▶ **Given instruction**
Your task is to output the entries below word for word.

Data entries for graphics:
§ §
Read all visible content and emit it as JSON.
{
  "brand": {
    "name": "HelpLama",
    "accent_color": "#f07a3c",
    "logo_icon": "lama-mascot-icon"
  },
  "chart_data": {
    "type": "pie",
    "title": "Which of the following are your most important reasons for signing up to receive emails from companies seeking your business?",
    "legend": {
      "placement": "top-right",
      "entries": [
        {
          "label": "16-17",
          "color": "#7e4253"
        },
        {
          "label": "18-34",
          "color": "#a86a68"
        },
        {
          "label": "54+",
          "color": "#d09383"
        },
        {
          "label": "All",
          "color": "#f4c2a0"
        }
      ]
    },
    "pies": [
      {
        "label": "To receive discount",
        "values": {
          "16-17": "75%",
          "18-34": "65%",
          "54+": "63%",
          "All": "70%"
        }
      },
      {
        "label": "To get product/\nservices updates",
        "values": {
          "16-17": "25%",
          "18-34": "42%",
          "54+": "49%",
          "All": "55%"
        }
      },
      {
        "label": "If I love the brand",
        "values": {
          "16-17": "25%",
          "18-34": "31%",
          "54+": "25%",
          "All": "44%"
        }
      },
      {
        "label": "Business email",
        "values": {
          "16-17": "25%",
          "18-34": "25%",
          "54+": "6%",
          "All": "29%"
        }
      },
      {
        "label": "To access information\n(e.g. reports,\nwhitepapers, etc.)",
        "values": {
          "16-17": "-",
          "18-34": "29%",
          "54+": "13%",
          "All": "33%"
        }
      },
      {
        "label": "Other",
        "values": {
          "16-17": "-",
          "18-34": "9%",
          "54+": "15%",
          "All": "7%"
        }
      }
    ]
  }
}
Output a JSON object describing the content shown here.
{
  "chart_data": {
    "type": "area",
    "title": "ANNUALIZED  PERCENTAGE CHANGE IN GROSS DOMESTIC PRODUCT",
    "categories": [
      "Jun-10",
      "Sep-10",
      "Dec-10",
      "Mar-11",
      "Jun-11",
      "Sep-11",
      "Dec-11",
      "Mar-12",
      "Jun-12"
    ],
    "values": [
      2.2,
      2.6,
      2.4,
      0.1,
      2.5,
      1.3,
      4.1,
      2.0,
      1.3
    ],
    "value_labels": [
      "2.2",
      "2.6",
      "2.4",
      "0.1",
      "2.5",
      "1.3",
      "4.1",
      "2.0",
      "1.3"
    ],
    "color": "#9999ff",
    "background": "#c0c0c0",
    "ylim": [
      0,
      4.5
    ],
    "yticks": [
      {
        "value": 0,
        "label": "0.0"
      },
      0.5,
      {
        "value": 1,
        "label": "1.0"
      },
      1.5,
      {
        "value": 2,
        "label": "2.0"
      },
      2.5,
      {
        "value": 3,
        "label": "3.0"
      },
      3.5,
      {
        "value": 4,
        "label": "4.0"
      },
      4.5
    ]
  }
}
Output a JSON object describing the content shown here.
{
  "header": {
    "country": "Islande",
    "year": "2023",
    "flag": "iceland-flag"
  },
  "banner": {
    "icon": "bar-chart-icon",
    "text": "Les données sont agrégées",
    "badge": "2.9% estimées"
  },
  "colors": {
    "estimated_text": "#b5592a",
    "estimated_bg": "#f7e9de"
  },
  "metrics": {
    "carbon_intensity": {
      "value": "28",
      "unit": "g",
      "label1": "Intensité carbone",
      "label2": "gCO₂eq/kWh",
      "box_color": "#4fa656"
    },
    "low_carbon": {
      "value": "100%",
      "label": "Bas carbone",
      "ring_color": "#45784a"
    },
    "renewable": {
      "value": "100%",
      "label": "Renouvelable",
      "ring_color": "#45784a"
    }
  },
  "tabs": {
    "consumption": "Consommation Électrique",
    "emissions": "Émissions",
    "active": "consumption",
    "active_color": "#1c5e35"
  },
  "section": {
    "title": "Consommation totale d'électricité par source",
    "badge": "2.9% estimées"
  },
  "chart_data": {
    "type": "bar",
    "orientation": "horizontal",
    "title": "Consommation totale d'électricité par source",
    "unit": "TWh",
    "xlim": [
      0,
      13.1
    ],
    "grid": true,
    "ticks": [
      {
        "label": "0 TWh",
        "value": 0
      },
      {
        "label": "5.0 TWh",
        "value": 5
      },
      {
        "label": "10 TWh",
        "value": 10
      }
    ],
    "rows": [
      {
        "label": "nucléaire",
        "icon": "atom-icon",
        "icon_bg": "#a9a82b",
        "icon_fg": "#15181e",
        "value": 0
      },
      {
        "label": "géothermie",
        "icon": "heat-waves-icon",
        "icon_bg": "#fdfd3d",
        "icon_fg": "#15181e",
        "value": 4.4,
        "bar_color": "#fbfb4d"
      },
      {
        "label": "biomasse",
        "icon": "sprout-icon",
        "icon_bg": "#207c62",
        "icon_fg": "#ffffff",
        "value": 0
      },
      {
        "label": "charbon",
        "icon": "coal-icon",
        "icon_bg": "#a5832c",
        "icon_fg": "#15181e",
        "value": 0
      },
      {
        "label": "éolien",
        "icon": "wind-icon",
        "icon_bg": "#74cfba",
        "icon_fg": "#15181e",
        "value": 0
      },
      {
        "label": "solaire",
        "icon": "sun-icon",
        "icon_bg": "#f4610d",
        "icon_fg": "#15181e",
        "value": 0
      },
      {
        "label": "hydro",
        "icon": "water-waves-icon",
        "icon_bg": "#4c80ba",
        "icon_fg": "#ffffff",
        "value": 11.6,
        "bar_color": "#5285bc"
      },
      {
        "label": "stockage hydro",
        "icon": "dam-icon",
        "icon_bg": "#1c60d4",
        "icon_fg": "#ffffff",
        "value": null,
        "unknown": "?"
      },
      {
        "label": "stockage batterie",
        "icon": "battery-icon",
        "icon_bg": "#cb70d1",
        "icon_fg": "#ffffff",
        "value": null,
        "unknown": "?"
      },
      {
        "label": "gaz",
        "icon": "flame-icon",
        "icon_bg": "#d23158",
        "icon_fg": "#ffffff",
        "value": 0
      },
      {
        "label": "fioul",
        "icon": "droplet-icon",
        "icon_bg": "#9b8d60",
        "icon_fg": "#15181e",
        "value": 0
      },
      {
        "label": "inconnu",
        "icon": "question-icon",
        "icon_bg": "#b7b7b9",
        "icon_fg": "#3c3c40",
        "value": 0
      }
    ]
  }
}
§ §
▶ **Response**
Read all visible content and emit it as JSON.
{
  "brand": {
    "name": "HelpLama",
    "accent_color": "#f07a3c",
    "logo_icon": "lama-mascot-icon"
  },
  "chart_data": {
    "type": "pie",
    "title": "Which of the following are your most important reasons for signing up to receive emails from companies seeking your business?",
    "legend": {
      "placement": "top-right",
      "entries": [
        {
          "label": "16-17",
          "color": "#7e4253"
        },
        {
          "label": "18-34",
          "color": "#a86a68"
        },
        {
          "label": "54+",
          "color": "#d09383"
        },
        {
          "label": "All",
          "color": "#f4c2a0"
        }
      ]
    },
    "pies": [
      {
        "label": "To receive discount",
        "values": {
          "16-17": "75%",
          "18-34": "65%",
          "54+": "63%",
          "All": "70%"
        }
      },
      {
        "label": "To get product/\nservices updates",
        "values": {
          "16-17": "25%",
          "18-34": "42%",
          "54+": "49%",
          "All": "55%"
        }
      },
      {
        "label": "If I love the brand",
        "values": {
          "16-17": "25%",
          "18-34": "31%",
          "54+": "25%",
          "All": "44%"
        }
      },
      {
        "label": "Business email",
        "values": {
          "16-17": "25%",
          "18-34": "25%",
          "54+": "6%",
          "All": "29%"
        }
      },
      {
        "label": "To access information\n(e.g. reports,\nwhitepapers, etc.)",
        "values": {
          "16-17": "-",
          "18-34": "29%",
          "54+": "13%",
          "All": "33%"
        }
      },
      {
        "label": "Other",
        "values": {
          "16-17": "-",
          "18-34": "9%",
          "54+": "15%",
          "All": "7%"
        }
      }
    ]
  }
}
Output a JSON object describing the content shown here.
{
  "chart_data": {
    "type": "area",
    "title": "ANNUALIZED  PERCENTAGE CHANGE IN GROSS DOMESTIC PRODUCT",
    "categories": [
      "Jun-10",
      "Sep-10",
      "Dec-10",
      "Mar-11",
      "Jun-11",
      "Sep-11",
      "Dec-11",
      "Mar-12",
      "Jun-12"
    ],
    "values": [
      2.2,
      2.6,
      2.4,
      0.1,
      2.5,
      1.3,
      4.1,
      2.0,
      1.3
    ],
    "value_labels": [
      "2.2",
      "2.6",
      "2.4",
      "0.1",
      "2.5",
      "1.3",
      "4.1",
      "2.0",
      "1.3"
    ],
    "color": "#9999ff",
    "background": "#c0c0c0",
    "ylim": [
      0,
      4.5
    ],
    "yticks": [
      {
        "value": 0,
        "label": "0.0"
      },
      0.5,
      {
        "value": 1,
        "label": "1.0"
      },
      1.5,
      {
        "value": 2,
        "label": "2.0"
      },
      2.5,
      {
        "value": 3,
        "label": "3.0"
      },
      3.5,
      {
        "value": 4,
        "label": "4.0"
      },
      4.5
    ]
  }
}
Output a JSON object describing the content shown here.
{
  "header": {
    "country": "Islande",
    "year": "2023",
    "flag": "iceland-flag"
  },
  "banner": {
    "icon": "bar-chart-icon",
    "text": "Les données sont agrégées",
    "badge": "2.9% estimées"
  },
  "colors": {
    "estimated_text": "#b5592a",
    "estimated_bg": "#f7e9de"
  },
  "metrics": {
    "carbon_intensity": {
      "value": "28",
      "unit": "g",
      "label1": "Intensité carbone",
      "label2": "gCO₂eq/kWh",
      "box_color": "#4fa656"
    },
    "low_carbon": {
      "value": "100%",
      "label": "Bas carbone",
      "ring_color": "#45784a"
    },
    "renewable": {
      "value": "100%",
      "label": "Renouvelable",
      "ring_color": "#45784a"
    }
  },
  "tabs": {
    "consumption": "Consommation Électrique",
    "emissions": "Émissions",
    "active": "consumption",
    "active_color": "#1c5e35"
  },
  "section": {
    "title": "Consommation totale d'électricité par source",
    "badge": "2.9% estimées"
  },
  "chart_data": {
    "type": "bar",
    "orientation": "horizontal",
    "title": "Consommation totale d'électricité par source",
    "unit": "TWh",
    "xlim": [
      0,
      13.1
    ],
    "grid": true,
    "ticks": [
      {
        "label": "0 TWh",
        "value": 0
      },
      {
        "label": "5.0 TWh",
        "value": 5
      },
      {
        "label": "10 TWh",
        "value": 10
      }
    ],
    "rows": [
      {
        "label": "nucléaire",
        "icon": "atom-icon",
        "icon_bg": "#a9a82b",
        "icon_fg": "#15181e",
        "value": 0
      },
      {
        "label": "géothermie",
        "icon": "heat-waves-icon",
        "icon_bg": "#fdfd3d",
        "icon_fg": "#15181e",
        "value": 4.4,
        "bar_color": "#fbfb4d"
      },
      {
        "label": "biomasse",
        "icon": "sprout-icon",
        "icon_bg": "#207c62",
        "icon_fg": "#ffffff",
        "value": 0
      },
      {
        "label": "charbon",
        "icon": "coal-icon",
        "icon_bg": "#a5832c",
        "icon_fg": "#15181e",
        "value": 0
      },
      {
        "label": "éolien",
        "icon": "wind-icon",
        "icon_bg": "#74cfba",
        "icon_fg": "#15181e",
        "value": 0
      },
      {
        "label": "solaire",
        "icon": "sun-icon",
        "icon_bg": "#f4610d",
        "icon_fg": "#15181e",
        "value": 0
      },
      {
        "label": "hydro",
        "icon": "water-waves-icon",
        "icon_bg": "#4c80ba",
        "icon_fg": "#ffffff",
        "value": 11.6,
        "bar_color": "#5285bc"
      },
      {
        "label": "stockage hydro",
        "icon": "dam-icon",
        "icon_bg": "#1c60d4",
        "icon_fg": "#ffffff",
        "value": null,
        "unknown": "?"
      },
      {
        "label": "stockage batterie",
        "icon": "battery-icon",
        "icon_bg": "#cb70d1",
        "icon_fg": "#ffffff",
        "value": null,
        "unknown": "?"
      },
      {
        "label": "gaz",
        "icon": "flame-icon",
        "icon_bg": "#d23158",
        "icon_fg": "#ffffff",
        "value": 0
      },
      {
        "label": "fioul",
        "icon": "droplet-icon",
        "icon_bg": "#9b8d60",
        "icon_fg": "#15181e",
        "value": 0
      },
      {
        "label": "inconnu",
        "icon": "question-icon",
        "icon_bg": "#b7b7b9",
        "icon_fg": "#3c3c40",
        "value": 0
      }
    ]
  }
}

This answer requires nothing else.